● **Given task**
Pick out all lines in the listing holding the string "text" and copy them.

(Dataset items)
— Begin —

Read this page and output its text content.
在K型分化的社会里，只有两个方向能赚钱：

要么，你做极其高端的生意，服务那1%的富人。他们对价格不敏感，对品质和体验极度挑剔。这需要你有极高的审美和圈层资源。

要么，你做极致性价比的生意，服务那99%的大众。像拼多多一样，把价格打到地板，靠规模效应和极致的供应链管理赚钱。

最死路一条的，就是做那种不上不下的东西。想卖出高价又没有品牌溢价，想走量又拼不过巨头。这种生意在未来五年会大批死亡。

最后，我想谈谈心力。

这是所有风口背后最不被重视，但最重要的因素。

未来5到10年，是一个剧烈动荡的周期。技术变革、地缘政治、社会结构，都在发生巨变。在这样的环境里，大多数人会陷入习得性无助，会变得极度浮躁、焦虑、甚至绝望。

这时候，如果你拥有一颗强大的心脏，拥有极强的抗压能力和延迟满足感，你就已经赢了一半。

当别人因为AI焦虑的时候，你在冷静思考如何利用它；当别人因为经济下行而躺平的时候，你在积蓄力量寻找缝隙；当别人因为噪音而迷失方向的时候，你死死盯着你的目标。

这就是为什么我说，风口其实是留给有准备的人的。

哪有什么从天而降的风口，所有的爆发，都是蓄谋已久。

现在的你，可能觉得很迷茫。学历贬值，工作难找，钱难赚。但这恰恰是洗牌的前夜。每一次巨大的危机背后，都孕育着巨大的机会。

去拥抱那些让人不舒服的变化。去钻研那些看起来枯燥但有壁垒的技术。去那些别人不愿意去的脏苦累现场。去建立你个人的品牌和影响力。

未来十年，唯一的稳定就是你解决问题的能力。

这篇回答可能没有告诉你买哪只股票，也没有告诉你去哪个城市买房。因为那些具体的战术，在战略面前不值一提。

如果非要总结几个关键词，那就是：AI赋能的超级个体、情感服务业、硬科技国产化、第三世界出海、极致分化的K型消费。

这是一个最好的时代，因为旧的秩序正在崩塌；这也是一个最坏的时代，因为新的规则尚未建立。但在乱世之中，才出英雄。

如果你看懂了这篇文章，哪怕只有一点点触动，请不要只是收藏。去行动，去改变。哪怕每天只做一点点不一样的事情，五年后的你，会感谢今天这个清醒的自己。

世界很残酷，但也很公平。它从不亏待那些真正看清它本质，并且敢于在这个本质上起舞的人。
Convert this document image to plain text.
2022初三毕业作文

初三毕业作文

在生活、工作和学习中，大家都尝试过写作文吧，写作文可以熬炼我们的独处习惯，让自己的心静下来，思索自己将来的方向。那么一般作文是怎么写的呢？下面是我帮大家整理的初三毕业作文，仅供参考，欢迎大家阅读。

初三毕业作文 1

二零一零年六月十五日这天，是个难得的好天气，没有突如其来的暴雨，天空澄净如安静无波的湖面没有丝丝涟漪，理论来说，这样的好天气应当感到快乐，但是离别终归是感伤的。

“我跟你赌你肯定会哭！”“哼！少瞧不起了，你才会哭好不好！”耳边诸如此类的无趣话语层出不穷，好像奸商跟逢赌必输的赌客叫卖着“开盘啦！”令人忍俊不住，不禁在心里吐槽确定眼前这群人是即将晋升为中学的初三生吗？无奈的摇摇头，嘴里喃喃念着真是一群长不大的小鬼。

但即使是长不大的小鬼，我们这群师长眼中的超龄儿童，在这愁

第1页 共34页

— End —

● **Written answer**
Read this page and output its text content.
Convert this document image to plain text.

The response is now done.